Stated problem: Give the entries again, word for word.

Dataset records:
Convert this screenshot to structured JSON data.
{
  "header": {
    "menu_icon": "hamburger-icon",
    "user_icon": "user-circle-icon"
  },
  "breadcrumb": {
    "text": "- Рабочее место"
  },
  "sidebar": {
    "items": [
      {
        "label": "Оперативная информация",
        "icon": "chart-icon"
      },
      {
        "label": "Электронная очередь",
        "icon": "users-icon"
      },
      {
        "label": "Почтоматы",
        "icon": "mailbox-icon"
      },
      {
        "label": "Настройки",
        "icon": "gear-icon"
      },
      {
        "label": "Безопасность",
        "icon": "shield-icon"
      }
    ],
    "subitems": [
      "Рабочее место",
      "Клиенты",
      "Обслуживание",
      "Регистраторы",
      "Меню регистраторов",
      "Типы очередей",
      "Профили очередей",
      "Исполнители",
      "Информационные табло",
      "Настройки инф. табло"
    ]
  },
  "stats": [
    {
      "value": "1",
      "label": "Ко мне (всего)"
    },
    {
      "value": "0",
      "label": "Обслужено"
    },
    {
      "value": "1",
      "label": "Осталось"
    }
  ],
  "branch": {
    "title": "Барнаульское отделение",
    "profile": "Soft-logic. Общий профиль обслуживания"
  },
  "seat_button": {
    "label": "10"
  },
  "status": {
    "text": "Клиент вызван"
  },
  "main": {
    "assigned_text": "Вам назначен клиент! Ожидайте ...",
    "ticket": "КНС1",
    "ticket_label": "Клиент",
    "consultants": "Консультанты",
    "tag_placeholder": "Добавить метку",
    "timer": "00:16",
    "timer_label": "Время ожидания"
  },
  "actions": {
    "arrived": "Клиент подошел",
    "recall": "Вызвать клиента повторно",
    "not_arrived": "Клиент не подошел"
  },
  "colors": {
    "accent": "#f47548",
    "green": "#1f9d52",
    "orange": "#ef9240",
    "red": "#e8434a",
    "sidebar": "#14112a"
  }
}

Answer in full:
Convert this screenshot to structured JSON data.
{
  "header": {
    "menu_icon": "hamburger-icon",
    "user_icon": "user-circle-icon"
  },
  "breadcrumb": {
    "text": "- Рабочее место"
  },
  "sidebar": {
    "items": [
      {
        "label": "Оперативная информация",
        "icon": "chart-icon"
      },
      {
        "label": "Электронная очередь",
        "icon": "users-icon"
      },
      {
        "label": "Почтоматы",
        "icon": "mailbox-icon"
      },
      {
        "label": "Настройки",
        "icon": "gear-icon"
      },
      {
        "label": "Безопасность",
        "icon": "shield-icon"
      }
    ],
    "subitems": [
      "Рабочее место",
      "Клиенты",
      "Обслуживание",
      "Регистраторы",
      "Меню регистраторов",
      "Типы очередей",
      "Профили очередей",
      "Исполнители",
      "Информационные табло",
      "Настройки инф. табло"
    ]
  },
  "stats": [
    {
      "value": "1",
      "label": "Ко мне (всего)"
    },
    {
      "value": "0",
      "label": "Обслужено"
    },
    {
      "value": "1",
      "label": "Осталось"
    }
  ],
  "branch": {
    "title": "Барнаульское отделение",
    "profile": "Soft-logic. Общий профиль обслуживания"
  },
  "seat_button": {
    "label": "10"
  },
  "status": {
    "text": "Клиент вызван"
  },
  "main": {
    "assigned_text": "Вам назначен клиент! Ожидайте ...",
    "ticket": "КНС1",
    "ticket_label": "Клиент",
    "consultants": "Консультанты",
    "tag_placeholder": "Добавить метку",
    "timer": "00:16",
    "timer_label": "Время ожидания"
  },
  "actions": {
    "arrived": "Клиент подошел",
    "recall": "Вызвать клиента повторно",
    "not_arrived": "Клиент не подошел"
  },
  "colors": {
    "accent": "#f47548",
    "green": "#1f9d52",
    "orange": "#ef9240",
    "red": "#e8434a",
    "sidebar": "#14112a"
  }
}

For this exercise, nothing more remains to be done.